▸ **What the task asks**:
In the entries that follow, how many lines hold the string "marker"? Give only that number.

++++ Rows

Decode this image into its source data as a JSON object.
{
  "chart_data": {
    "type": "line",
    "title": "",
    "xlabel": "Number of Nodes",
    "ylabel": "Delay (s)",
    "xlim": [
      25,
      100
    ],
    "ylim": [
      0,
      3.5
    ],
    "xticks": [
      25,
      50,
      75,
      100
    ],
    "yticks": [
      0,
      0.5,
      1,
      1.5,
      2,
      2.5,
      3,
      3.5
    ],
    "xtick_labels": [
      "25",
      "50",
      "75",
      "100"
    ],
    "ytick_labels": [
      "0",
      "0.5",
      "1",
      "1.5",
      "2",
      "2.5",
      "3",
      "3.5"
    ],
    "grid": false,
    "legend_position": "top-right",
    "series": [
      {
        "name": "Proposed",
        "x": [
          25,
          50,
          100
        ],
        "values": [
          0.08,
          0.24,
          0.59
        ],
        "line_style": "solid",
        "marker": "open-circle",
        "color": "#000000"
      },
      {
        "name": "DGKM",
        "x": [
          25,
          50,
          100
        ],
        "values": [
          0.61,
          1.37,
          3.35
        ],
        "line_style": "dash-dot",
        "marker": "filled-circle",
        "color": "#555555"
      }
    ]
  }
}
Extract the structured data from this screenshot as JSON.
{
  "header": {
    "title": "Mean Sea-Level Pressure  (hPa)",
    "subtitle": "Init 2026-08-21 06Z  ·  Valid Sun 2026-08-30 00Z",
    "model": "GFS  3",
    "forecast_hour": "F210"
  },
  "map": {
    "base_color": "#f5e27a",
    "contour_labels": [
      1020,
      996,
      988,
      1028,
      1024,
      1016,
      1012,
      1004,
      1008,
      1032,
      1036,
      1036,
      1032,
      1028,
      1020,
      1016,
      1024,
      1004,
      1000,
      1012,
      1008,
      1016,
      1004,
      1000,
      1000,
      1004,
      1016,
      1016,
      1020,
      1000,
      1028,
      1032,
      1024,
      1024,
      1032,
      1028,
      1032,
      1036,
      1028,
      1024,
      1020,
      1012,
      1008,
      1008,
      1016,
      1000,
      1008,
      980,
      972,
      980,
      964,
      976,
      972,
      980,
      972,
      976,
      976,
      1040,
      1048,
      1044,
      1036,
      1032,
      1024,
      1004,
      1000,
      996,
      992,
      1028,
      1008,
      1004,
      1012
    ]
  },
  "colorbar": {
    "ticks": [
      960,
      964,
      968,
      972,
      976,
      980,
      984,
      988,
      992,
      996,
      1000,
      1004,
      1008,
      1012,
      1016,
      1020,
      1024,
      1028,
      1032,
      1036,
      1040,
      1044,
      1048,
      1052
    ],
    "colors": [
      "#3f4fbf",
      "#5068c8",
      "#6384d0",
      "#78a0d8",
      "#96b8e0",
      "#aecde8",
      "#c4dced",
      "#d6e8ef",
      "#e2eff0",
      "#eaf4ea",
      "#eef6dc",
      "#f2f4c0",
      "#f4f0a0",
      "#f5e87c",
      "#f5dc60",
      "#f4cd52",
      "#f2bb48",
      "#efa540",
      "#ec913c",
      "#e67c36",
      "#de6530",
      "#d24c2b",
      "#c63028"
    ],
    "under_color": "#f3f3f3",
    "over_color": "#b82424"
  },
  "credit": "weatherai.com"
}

++++++++

▸ **Output of the task**:
2